## START DATASET
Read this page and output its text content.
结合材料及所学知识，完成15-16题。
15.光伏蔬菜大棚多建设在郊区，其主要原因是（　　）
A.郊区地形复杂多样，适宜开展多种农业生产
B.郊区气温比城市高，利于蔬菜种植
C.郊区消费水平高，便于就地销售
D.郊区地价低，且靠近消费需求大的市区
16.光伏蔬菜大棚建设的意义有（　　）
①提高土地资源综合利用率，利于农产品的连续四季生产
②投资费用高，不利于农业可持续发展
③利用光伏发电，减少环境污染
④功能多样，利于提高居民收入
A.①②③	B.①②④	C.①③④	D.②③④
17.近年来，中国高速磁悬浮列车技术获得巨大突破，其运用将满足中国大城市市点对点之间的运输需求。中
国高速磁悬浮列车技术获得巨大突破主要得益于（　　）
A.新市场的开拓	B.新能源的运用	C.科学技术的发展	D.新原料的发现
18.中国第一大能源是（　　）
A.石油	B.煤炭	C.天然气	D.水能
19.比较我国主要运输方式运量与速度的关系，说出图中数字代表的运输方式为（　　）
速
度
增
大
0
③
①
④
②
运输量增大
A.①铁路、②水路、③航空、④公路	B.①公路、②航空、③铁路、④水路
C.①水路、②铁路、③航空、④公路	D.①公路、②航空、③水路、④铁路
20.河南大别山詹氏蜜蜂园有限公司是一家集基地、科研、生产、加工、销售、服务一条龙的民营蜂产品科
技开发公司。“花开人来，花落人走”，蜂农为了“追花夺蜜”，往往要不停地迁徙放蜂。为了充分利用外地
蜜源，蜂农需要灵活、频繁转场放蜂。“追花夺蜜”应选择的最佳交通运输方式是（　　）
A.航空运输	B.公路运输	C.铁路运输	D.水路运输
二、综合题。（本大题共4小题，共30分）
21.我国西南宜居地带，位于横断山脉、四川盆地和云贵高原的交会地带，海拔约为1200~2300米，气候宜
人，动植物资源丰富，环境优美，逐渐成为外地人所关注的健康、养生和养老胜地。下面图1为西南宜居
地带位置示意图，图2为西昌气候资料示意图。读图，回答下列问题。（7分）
## END DATASET
### PROBLEM DESCRIPTION
Write out the whole listing exactly.

### WRITTEN SOLUTION
Read this page and output its text content.
结合材料及所学知识，完成15-16题。
15.光伏蔬菜大棚多建设在郊区，其主要原因是（　　）
A.郊区地形复杂多样，适宜开展多种农业生产
B.郊区气温比城市高，利于蔬菜种植
C.郊区消费水平高，便于就地销售
D.郊区地价低，且靠近消费需求大的市区
16.光伏蔬菜大棚建设的意义有（　　）
①提高土地资源综合利用率，利于农产品的连续四季生产
②投资费用高，不利于农业可持续发展
③利用光伏发电，减少环境污染
④功能多样，利于提高居民收入
A.①②③	B.①②④	C.①③④	D.②③④
17.近年来，中国高速磁悬浮列车技术获得巨大突破，其运用将满足中国大城市市点对点之间的运输需求。中
国高速磁悬浮列车技术获得巨大突破主要得益于（　　）
A.新市场的开拓	B.新能源的运用	C.科学技术的发展	D.新原料的发现
18.中国第一大能源是（　　）
A.石油	B.煤炭	C.天然气	D.水能
19.比较我国主要运输方式运量与速度的关系，说出图中数字代表的运输方式为（　　）
速
度
增
大
0
③
①
④
②
运输量增大
A.①铁路、②水路、③航空、④公路	B.①公路、②航空、③铁路、④水路
C.①水路、②铁路、③航空、④公路	D.①公路、②航空、③水路、④铁路
20.河南大别山詹氏蜜蜂园有限公司是一家集基地、科研、生产、加工、销售、服务一条龙的民营蜂产品科
技开发公司。“花开人来，花落人走”，蜂农为了“追花夺蜜”，往往要不停地迁徙放蜂。为了充分利用外地
蜜源，蜂农需要灵活、频繁转场放蜂。“追花夺蜜”应选择的最佳交通运输方式是（　　）
A.航空运输	B.公路运输	C.铁路运输	D.水路运输
二、综合题。（本大题共4小题，共30分）
21.我国西南宜居地带，位于横断山脉、四川盆地和云贵高原的交会地带，海拔约为1200~2300米，气候宜
人，动植物资源丰富，环境优美，逐渐成为外地人所关注的健康、养生和养老胜地。下面图1为西南宜居
地带位置示意图，图2为西昌气候资料示意图。读图，回答下列问题。（7分）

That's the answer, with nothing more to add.